Extract all lines that hold "naloxone" from the records below.

# Recorded data
------

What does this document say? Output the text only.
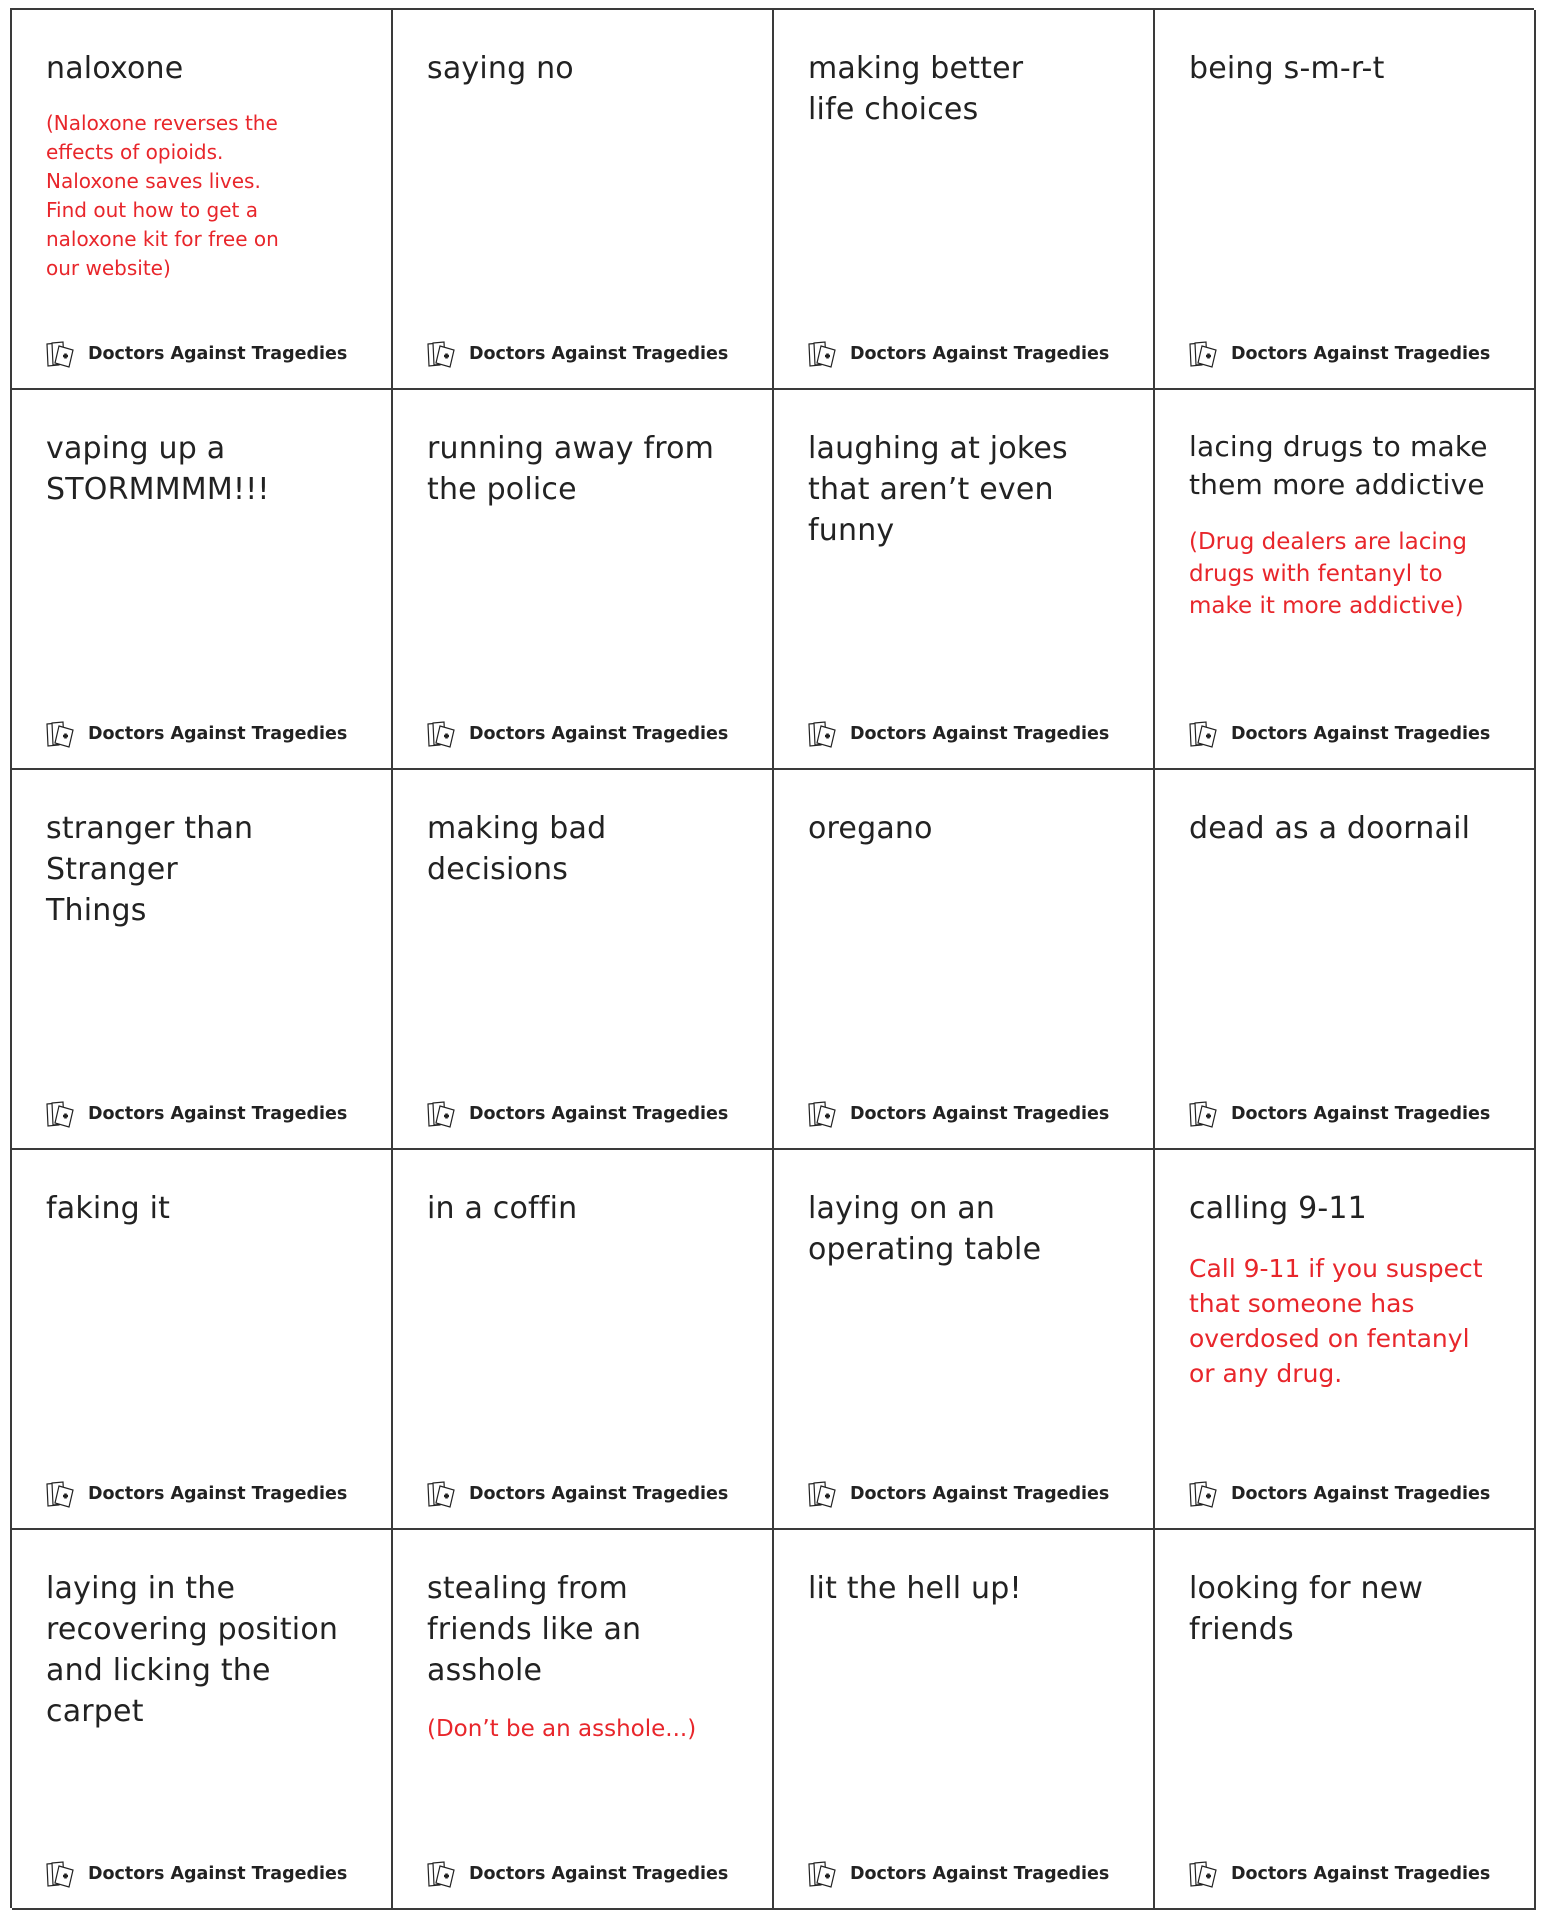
naloxone

(Naloxone reverses the effects of opioids. Naloxone saves lives. Find out how to get a naloxone kit for free on our website)

Doctors Against Tragedies

saying no

Doctors Against Tragedies

making better life choices

Doctors Against Tragedies

being s-m-r-t

Doctors Against Tragedies

vaping up a STORMMMM!!!

Doctors Against Tragedies

running away from the police

Doctors Against Tragedies

laughing at jokes that aren’t even funny

Doctors Against Tragedies

lacing drugs to make them more addictive

(Drug dealers are lacing drugs with fentanyl to make it more addictive)

Doctors Against Tragedies

stranger than Stranger Things

Doctors Against Tragedies

making bad decisions

Doctors Against Tragedies

oregano

Doctors Against Tragedies

dead as a doornail

Doctors Against Tragedies

faking it

Doctors Against Tragedies

in a coffin

Doctors Against Tragedies

laying on an operating table

Doctors Against Tragedies

calling 9-11

Call 9-11 if you suspect that someone has overdosed on fentanyl or any drug.

Doctors Against Tragedies

laying in the recovering position and licking the carpet

Doctors Against Tragedies

stealing from friends like an asshole

(Don’t be an asshole...)

Doctors Against Tragedies

lit the hell up!

Doctors Against Tragedies

looking for new friends

Doctors Against Tragedies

------

# Exercise answer
naloxone
(Naloxone reverses the effects of opioids. Naloxone saves lives. Find out how to get a naloxone kit for free on our website)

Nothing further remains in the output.